Text passage:
*** Block opens ***

Food

The need to feed (part one)

Forty years of cheap, abundant food supplies are over. As the world consumes more each year than it produces, panic is sparking calls for a second “green revolution”. Javier Blas reports.
English

The world stood on the brink of starvation and, warned doomsday forecasts in the 1960s, the battle to feed all of humanity was already lost. Famine was common in some of the most populated countries. Predictions of Malthusian catastrophe made the bestseller lists, with Paul R Ehrlich writing in The Population Bomb that by the 1970s and 1980s the victims would number in the hundreds of millions.

But human ingenuity saved the day. A massive programme of investment in agricultural research and infrastructure – avidly supported by the United States out of a cold-war-fuelled fear that hungry countries could fall into the arms of the Soviet Union – led to an explosion in farm productivity. Nations that never dreamt of being able to feed themselves were transformed into net exporters of food.

Those efforts, led by Norman Borlaug, an American agronomist who was later awarded the Nobel peace prize, resulted in the development of higher-yielding seeds and an exceptional expansion in the use of irrigation, fertilisers and pesticides in developing countries.

By 1968 the jump in farm productivity was so clear – India, for example, harvested a record wheat crop, as did the Philippines for rice – that William Gaud, administrator of the US Agency for International Development (USAID), said the world was witnessing the “makings of a new revolution”.

*** Block closes ***

Work task:
Please list every person named in the food text above.

Record excerpts:
*** Block opens ***

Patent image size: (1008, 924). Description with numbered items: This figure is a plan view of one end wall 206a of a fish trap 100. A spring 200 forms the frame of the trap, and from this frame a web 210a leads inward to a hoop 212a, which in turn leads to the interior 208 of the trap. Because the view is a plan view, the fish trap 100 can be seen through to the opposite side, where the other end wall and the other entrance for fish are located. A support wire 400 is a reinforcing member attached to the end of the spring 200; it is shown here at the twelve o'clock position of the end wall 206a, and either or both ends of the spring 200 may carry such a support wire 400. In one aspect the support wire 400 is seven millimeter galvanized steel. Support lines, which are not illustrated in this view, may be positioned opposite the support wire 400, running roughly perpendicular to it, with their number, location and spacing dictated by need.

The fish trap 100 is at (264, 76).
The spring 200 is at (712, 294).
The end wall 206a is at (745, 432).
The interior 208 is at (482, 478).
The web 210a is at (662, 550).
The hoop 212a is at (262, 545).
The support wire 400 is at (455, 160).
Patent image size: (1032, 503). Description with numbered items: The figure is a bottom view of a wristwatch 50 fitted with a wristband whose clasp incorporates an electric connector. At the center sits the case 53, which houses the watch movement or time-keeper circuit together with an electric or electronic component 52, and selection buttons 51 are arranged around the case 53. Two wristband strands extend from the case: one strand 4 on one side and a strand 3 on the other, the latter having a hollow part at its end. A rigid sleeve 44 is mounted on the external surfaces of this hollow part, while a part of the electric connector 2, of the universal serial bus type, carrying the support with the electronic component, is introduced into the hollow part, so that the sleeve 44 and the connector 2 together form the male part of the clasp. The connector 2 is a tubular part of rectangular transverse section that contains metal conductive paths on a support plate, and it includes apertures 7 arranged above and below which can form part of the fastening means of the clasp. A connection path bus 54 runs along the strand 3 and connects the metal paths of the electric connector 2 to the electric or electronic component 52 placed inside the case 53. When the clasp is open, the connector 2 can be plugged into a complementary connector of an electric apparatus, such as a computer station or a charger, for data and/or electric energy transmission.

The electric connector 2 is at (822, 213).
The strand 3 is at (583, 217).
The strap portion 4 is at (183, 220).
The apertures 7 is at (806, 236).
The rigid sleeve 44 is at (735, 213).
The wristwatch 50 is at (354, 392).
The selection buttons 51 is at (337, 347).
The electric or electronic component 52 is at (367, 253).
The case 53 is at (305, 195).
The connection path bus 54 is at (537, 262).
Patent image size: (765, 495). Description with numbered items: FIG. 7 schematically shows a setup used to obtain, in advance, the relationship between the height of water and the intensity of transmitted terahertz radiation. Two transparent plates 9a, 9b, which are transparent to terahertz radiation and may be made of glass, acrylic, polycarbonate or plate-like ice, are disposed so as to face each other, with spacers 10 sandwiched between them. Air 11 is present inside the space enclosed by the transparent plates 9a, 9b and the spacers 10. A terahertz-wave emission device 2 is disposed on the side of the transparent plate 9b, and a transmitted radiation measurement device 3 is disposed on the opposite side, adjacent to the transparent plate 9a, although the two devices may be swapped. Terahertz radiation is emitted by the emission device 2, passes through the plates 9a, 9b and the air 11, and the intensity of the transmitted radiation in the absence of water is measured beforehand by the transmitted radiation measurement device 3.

*** Block closes ***

Expected output:
Javier Blas, Paul R Ehrlich, Norman Borlaug, William Gaud